Gather all lines in the entries that include the word "hozzáférési".

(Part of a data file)
[start]

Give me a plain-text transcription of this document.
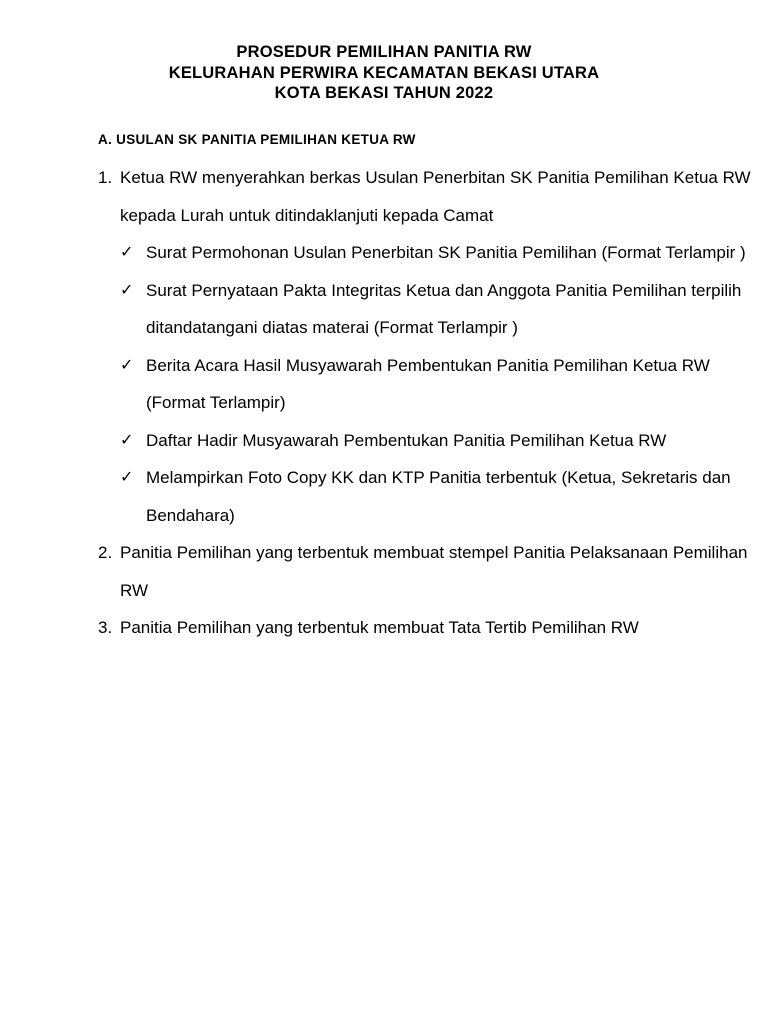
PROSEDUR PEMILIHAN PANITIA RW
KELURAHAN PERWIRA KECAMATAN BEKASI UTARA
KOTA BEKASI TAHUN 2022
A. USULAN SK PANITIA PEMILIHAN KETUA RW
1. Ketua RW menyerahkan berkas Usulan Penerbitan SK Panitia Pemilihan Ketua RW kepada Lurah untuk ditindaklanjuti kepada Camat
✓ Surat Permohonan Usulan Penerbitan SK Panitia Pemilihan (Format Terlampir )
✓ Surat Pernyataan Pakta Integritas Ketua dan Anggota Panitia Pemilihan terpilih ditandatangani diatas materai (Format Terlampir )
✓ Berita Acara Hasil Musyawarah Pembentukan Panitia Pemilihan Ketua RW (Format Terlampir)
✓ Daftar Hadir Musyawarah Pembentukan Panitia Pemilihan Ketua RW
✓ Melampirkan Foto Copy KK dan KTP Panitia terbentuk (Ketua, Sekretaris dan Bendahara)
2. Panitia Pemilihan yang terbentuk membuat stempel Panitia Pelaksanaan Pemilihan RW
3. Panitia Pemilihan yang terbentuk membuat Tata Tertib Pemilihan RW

[end]
[start]

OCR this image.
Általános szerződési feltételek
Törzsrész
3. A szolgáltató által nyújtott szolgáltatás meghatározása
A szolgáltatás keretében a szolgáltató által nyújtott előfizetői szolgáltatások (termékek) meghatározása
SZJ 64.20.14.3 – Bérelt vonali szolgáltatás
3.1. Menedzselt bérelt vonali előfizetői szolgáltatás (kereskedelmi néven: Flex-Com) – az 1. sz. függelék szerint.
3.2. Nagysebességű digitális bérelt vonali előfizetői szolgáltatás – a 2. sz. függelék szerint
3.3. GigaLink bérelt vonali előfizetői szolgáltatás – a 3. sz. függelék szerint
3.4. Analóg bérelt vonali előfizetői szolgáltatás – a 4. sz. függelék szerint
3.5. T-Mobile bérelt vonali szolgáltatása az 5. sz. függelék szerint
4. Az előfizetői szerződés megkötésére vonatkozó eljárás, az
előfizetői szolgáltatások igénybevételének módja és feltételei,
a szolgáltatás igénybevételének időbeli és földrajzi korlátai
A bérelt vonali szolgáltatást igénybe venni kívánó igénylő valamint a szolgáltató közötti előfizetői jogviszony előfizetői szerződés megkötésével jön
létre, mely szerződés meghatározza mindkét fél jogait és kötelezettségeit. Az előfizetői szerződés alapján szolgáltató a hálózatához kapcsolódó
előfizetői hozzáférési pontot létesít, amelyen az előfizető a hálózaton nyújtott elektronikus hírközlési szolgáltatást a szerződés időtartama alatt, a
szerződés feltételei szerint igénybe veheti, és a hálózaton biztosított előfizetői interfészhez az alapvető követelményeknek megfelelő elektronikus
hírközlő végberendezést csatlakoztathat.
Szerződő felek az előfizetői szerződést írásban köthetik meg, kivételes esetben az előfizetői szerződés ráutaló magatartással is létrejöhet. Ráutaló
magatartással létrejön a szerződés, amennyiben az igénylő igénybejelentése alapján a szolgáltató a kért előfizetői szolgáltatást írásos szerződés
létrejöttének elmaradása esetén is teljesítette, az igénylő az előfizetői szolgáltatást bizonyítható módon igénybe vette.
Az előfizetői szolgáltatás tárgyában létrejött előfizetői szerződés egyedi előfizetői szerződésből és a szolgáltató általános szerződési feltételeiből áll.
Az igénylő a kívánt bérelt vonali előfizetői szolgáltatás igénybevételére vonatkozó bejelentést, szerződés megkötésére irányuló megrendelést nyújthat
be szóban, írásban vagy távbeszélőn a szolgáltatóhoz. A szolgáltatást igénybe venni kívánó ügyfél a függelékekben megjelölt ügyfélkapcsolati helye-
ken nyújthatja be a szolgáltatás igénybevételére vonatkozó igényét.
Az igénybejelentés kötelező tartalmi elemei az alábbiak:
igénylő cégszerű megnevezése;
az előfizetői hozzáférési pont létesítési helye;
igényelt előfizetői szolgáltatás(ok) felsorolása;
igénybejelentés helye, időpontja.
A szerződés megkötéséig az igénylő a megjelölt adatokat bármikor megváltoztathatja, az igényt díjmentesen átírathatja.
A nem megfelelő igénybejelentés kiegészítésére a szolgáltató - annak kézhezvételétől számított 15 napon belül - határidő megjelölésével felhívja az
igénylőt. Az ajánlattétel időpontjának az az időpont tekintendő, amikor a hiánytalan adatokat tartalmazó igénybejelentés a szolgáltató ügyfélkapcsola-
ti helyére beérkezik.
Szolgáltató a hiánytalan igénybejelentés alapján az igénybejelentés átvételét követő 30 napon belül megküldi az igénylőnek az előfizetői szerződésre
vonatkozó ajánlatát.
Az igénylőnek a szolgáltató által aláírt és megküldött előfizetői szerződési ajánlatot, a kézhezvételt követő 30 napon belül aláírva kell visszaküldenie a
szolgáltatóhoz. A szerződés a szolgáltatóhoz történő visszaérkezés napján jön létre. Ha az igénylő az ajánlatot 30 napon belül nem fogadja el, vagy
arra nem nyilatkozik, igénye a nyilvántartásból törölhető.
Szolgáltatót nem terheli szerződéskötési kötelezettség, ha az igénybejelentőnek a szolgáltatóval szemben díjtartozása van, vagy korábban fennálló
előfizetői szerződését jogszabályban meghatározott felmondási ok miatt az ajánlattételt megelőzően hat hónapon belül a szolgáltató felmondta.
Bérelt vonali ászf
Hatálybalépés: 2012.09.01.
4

[end]

> **SOLVED EXERCISE**
előfizetői hozzáférési pontot létesít, amelyen az előfizető a hálózaton nyújtott elektronikus hírközlési szolgáltatást a szerződés időtartama alatt, a
az előfizetői hozzáférési pont létesítési helye;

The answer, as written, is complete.